### DESCRIPTION OF THE TASK
Go through each line of the records below and count those with the word "自然地理学和测绘学". Give only the count.

--- Start of DATASET RECORDS ---

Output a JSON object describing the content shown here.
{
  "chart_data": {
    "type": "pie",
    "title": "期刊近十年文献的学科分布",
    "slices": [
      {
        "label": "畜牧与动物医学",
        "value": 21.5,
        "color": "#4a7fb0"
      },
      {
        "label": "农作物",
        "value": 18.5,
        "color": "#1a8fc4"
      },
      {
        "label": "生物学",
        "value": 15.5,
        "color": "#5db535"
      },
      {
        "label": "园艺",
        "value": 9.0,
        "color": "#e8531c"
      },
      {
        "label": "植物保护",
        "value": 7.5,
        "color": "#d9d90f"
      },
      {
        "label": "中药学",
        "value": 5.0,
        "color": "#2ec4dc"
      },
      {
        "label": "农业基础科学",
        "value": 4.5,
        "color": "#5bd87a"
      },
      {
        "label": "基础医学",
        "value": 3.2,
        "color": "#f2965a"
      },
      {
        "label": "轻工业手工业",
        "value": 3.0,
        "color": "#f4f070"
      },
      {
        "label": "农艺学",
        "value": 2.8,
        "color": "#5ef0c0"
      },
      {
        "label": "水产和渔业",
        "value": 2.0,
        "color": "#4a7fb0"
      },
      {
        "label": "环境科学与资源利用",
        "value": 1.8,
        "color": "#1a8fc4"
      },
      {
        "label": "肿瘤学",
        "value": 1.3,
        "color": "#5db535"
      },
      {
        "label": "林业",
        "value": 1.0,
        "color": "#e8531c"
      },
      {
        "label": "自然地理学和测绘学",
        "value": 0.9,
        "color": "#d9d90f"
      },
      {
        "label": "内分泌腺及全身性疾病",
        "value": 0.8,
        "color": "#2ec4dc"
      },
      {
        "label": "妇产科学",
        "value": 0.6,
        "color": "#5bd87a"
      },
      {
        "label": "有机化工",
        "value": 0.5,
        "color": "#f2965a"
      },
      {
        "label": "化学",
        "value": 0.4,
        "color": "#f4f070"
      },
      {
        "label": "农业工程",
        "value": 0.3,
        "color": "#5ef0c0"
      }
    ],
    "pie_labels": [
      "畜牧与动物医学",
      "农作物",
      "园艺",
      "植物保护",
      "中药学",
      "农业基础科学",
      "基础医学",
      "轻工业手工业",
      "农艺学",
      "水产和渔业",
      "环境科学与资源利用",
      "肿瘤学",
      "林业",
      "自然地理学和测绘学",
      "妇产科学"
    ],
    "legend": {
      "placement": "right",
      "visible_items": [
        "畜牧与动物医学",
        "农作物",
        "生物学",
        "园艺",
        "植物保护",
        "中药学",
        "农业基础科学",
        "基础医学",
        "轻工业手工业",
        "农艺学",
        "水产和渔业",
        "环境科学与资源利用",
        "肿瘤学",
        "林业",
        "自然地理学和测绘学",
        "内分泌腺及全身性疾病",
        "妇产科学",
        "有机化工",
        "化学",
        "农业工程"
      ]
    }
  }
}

--- End of DATASET RECORDS ---

### COMPLETED EXERCISE
3